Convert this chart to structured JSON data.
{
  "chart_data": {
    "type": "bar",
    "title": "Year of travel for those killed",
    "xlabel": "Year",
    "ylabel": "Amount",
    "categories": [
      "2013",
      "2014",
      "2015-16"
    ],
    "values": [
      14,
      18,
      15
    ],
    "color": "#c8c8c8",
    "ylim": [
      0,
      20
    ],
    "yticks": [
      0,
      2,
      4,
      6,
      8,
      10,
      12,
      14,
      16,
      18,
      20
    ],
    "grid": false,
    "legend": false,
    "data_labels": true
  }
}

::::::

_Work required_
Return what is listed above, exactly and completely.

_Reply_
Convert this chart to structured JSON data.
{
  "chart_data": {
    "type": "bar",
    "title": "Year of travel for those killed",
    "xlabel": "Year",
    "ylabel": "Amount",
    "categories": [
      "2013",
      "2014",
      "2015-16"
    ],
    "values": [
      14,
      18,
      15
    ],
    "color": "#c8c8c8",
    "ylim": [
      0,
      20
    ],
    "yticks": [
      0,
      2,
      4,
      6,
      8,
      10,
      12,
      14,
      16,
      18,
      20
    ],
    "grid": false,
    "legend": false,
    "data_labels": true
  }
}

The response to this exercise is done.